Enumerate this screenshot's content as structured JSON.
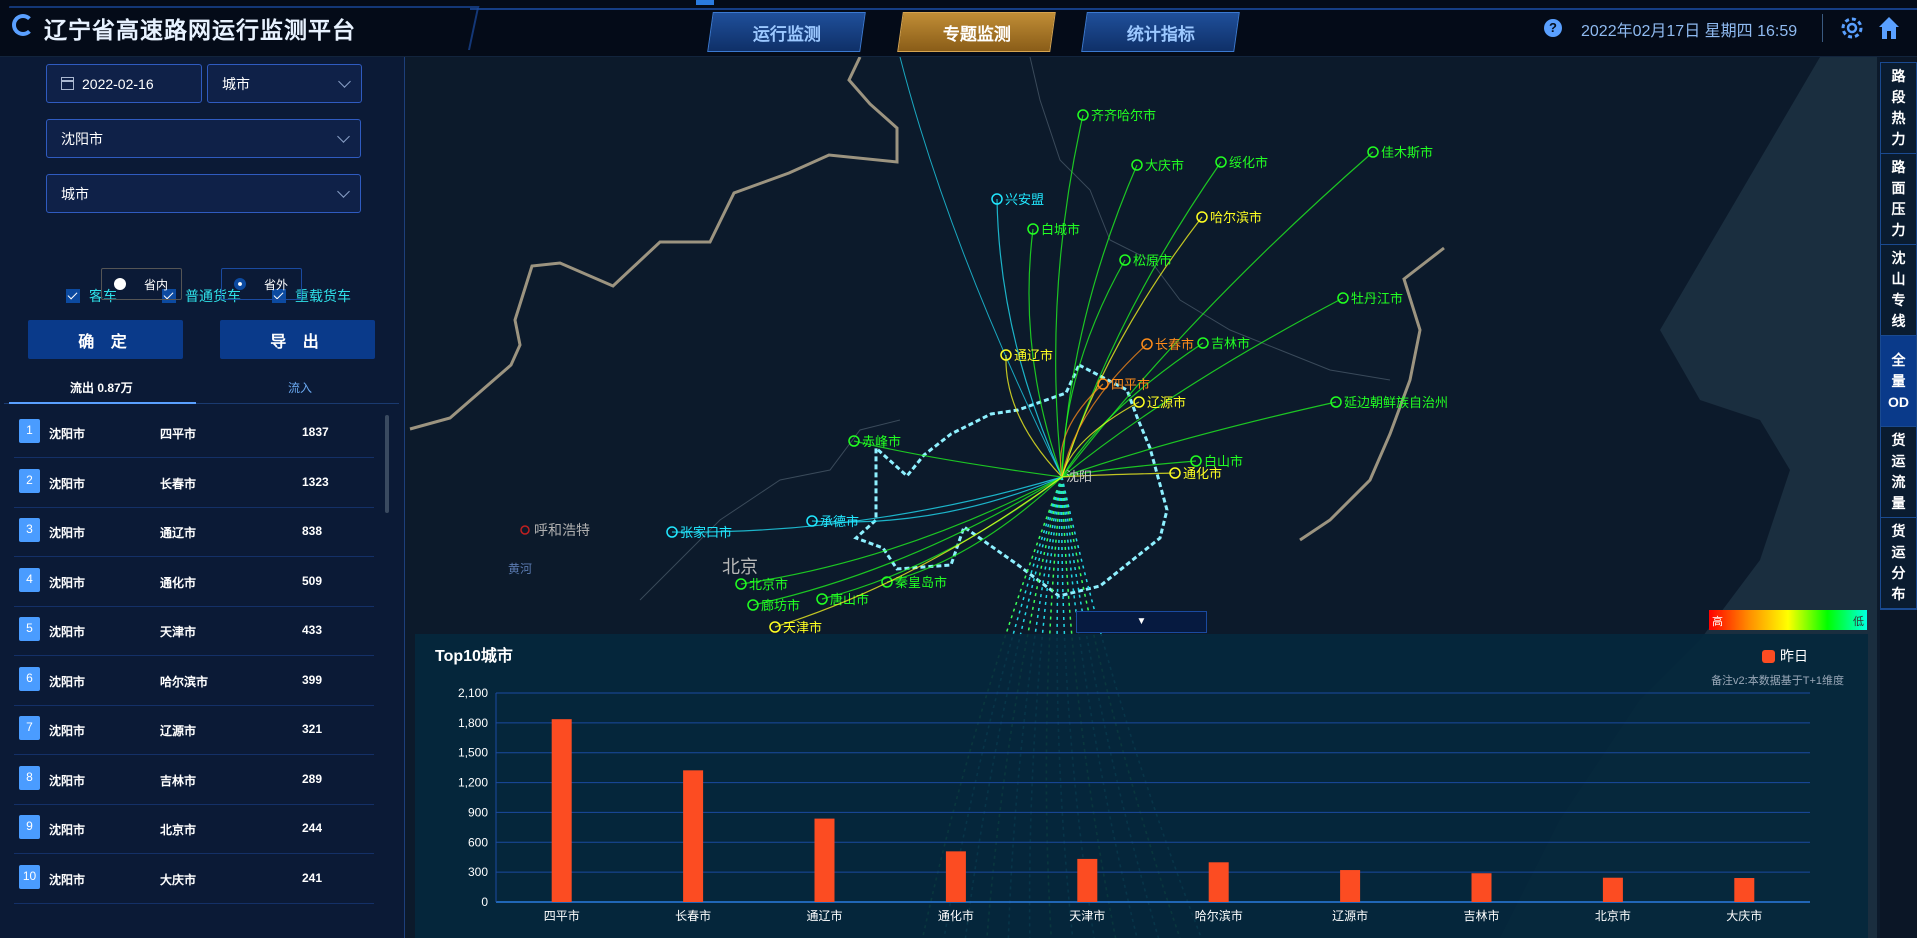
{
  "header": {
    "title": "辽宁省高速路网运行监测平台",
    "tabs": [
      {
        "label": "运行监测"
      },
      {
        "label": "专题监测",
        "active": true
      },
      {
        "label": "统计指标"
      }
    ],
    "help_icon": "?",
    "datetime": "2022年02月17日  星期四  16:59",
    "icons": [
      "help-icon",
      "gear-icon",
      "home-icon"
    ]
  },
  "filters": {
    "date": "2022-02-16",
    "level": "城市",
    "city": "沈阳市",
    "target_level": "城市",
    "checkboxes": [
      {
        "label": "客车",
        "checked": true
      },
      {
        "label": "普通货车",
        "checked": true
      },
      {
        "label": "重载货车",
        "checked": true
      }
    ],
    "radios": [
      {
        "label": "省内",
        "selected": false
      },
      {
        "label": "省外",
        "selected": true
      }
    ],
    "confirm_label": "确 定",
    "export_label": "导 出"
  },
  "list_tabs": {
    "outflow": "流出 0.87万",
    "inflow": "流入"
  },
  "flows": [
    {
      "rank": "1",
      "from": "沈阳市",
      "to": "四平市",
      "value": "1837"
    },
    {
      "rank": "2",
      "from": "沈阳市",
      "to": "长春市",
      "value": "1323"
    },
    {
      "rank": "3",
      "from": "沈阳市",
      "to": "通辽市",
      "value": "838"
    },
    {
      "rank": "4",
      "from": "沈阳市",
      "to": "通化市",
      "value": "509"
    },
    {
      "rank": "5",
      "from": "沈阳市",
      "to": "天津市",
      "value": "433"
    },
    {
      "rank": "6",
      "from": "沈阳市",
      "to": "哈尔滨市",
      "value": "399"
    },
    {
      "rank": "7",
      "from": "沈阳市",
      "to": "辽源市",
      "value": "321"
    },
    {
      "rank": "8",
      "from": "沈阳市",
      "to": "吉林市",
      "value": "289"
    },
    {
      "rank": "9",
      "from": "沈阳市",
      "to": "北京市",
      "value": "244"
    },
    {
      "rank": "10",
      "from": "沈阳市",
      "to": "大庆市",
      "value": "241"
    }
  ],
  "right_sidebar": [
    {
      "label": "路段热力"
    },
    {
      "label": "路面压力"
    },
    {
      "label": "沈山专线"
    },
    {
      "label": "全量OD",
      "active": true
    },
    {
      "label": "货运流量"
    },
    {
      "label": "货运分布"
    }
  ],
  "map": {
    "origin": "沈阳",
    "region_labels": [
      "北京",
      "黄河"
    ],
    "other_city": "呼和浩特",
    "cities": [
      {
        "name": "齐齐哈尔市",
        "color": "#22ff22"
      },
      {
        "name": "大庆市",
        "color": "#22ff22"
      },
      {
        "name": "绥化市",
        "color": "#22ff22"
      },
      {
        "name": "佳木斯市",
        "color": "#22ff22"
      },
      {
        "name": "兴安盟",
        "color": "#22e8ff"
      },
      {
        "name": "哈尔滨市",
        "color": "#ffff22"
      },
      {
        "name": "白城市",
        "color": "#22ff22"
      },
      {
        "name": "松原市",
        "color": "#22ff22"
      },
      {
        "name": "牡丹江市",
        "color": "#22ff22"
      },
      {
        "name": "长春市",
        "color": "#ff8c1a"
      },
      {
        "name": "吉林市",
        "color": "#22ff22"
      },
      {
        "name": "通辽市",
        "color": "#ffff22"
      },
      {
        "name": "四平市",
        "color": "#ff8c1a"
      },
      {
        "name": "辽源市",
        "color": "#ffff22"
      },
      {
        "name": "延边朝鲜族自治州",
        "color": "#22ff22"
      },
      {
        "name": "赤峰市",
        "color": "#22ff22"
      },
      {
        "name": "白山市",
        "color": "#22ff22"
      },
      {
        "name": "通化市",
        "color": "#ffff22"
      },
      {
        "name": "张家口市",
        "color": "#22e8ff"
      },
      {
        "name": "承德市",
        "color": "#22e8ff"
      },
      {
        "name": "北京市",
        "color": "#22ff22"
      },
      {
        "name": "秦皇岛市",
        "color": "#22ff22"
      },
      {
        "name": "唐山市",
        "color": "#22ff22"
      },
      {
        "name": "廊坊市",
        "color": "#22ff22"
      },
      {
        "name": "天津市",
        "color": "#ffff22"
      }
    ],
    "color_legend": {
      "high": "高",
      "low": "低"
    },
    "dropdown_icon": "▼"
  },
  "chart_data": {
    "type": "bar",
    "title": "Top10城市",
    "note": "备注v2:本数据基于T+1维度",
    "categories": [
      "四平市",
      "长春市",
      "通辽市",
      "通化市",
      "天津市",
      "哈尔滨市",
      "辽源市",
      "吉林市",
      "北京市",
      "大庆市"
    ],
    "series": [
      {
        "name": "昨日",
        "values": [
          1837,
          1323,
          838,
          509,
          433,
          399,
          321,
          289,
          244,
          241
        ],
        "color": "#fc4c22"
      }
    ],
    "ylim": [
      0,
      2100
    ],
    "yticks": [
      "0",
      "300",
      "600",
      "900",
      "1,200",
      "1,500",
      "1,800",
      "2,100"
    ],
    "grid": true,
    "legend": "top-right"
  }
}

Exercise brief
Write out the records above exactly as they stand, leaving out every picture.

Exercise response
Enumerate this screenshot's content as structured JSON.
{
  "header": {
    "title": "辽宁省高速路网运行监测平台",
    "tabs": [
      {
        "label": "运行监测"
      },
      {
        "label": "专题监测",
        "active": true
      },
      {
        "label": "统计指标"
      }
    ],
    "help_icon": "?",
    "datetime": "2022年02月17日  星期四  16:59",
    "icons": [
      "help-icon",
      "gear-icon",
      "home-icon"
    ]
  },
  "filters": {
    "date": "2022-02-16",
    "level": "城市",
    "city": "沈阳市",
    "target_level": "城市",
    "checkboxes": [
      {
        "label": "客车",
        "checked": true
      },
      {
        "label": "普通货车",
        "checked": true
      },
      {
        "label": "重载货车",
        "checked": true
      }
    ],
    "radios": [
      {
        "label": "省内",
        "selected": false
      },
      {
        "label": "省外",
        "selected": true
      }
    ],
    "confirm_label": "确 定",
    "export_label": "导 出"
  },
  "list_tabs": {
    "outflow": "流出 0.87万",
    "inflow": "流入"
  },
  "flows": [
    {
      "rank": "1",
      "from": "沈阳市",
      "to": "四平市",
      "value": "1837"
    },
    {
      "rank": "2",
      "from": "沈阳市",
      "to": "长春市",
      "value": "1323"
    },
    {
      "rank": "3",
      "from": "沈阳市",
      "to": "通辽市",
      "value": "838"
    },
    {
      "rank": "4",
      "from": "沈阳市",
      "to": "通化市",
      "value": "509"
    },
    {
      "rank": "5",
      "from": "沈阳市",
      "to": "天津市",
      "value": "433"
    },
    {
      "rank": "6",
      "from": "沈阳市",
      "to": "哈尔滨市",
      "value": "399"
    },
    {
      "rank": "7",
      "from": "沈阳市",
      "to": "辽源市",
      "value": "321"
    },
    {
      "rank": "8",
      "from": "沈阳市",
      "to": "吉林市",
      "value": "289"
    },
    {
      "rank": "9",
      "from": "沈阳市",
      "to": "北京市",
      "value": "244"
    },
    {
      "rank": "10",
      "from": "沈阳市",
      "to": "大庆市",
      "value": "241"
    }
  ],
  "right_sidebar": [
    {
      "label": "路段热力"
    },
    {
      "label": "路面压力"
    },
    {
      "label": "沈山专线"
    },
    {
      "label": "全量OD",
      "active": true
    },
    {
      "label": "货运流量"
    },
    {
      "label": "货运分布"
    }
  ],
  "map": {
    "origin": "沈阳",
    "region_labels": [
      "北京",
      "黄河"
    ],
    "other_city": "呼和浩特",
    "cities": [
      {
        "name": "齐齐哈尔市",
        "color": "#22ff22"
      },
      {
        "name": "大庆市",
        "color": "#22ff22"
      },
      {
        "name": "绥化市",
        "color": "#22ff22"
      },
      {
        "name": "佳木斯市",
        "color": "#22ff22"
      },
      {
        "name": "兴安盟",
        "color": "#22e8ff"
      },
      {
        "name": "哈尔滨市",
        "color": "#ffff22"
      },
      {
        "name": "白城市",
        "color": "#22ff22"
      },
      {
        "name": "松原市",
        "color": "#22ff22"
      },
      {
        "name": "牡丹江市",
        "color": "#22ff22"
      },
      {
        "name": "长春市",
        "color": "#ff8c1a"
      },
      {
        "name": "吉林市",
        "color": "#22ff22"
      },
      {
        "name": "通辽市",
        "color": "#ffff22"
      },
      {
        "name": "四平市",
        "color": "#ff8c1a"
      },
      {
        "name": "辽源市",
        "color": "#ffff22"
      },
      {
        "name": "延边朝鲜族自治州",
        "color": "#22ff22"
      },
      {
        "name": "赤峰市",
        "color": "#22ff22"
      },
      {
        "name": "白山市",
        "color": "#22ff22"
      },
      {
        "name": "通化市",
        "color": "#ffff22"
      },
      {
        "name": "张家口市",
        "color": "#22e8ff"
      },
      {
        "name": "承德市",
        "color": "#22e8ff"
      },
      {
        "name": "北京市",
        "color": "#22ff22"
      },
      {
        "name": "秦皇岛市",
        "color": "#22ff22"
      },
      {
        "name": "唐山市",
        "color": "#22ff22"
      },
      {
        "name": "廊坊市",
        "color": "#22ff22"
      },
      {
        "name": "天津市",
        "color": "#ffff22"
      }
    ],
    "color_legend": {
      "high": "高",
      "low": "低"
    },
    "dropdown_icon": "▼"
  },
  "chart_data": {
    "type": "bar",
    "title": "Top10城市",
    "note": "备注v2:本数据基于T+1维度",
    "categories": [
      "四平市",
      "长春市",
      "通辽市",
      "通化市",
      "天津市",
      "哈尔滨市",
      "辽源市",
      "吉林市",
      "北京市",
      "大庆市"
    ],
    "series": [
      {
        "name": "昨日",
        "values": [
          1837,
          1323,
          838,
          509,
          433,
          399,
          321,
          289,
          244,
          241
        ],
        "color": "#fc4c22"
      }
    ],
    "ylim": [
      0,
      2100
    ],
    "yticks": [
      "0",
      "300",
      "600",
      "900",
      "1,200",
      "1,500",
      "1,800",
      "2,100"
    ],
    "grid": true,
    "legend": "top-right"
  }
}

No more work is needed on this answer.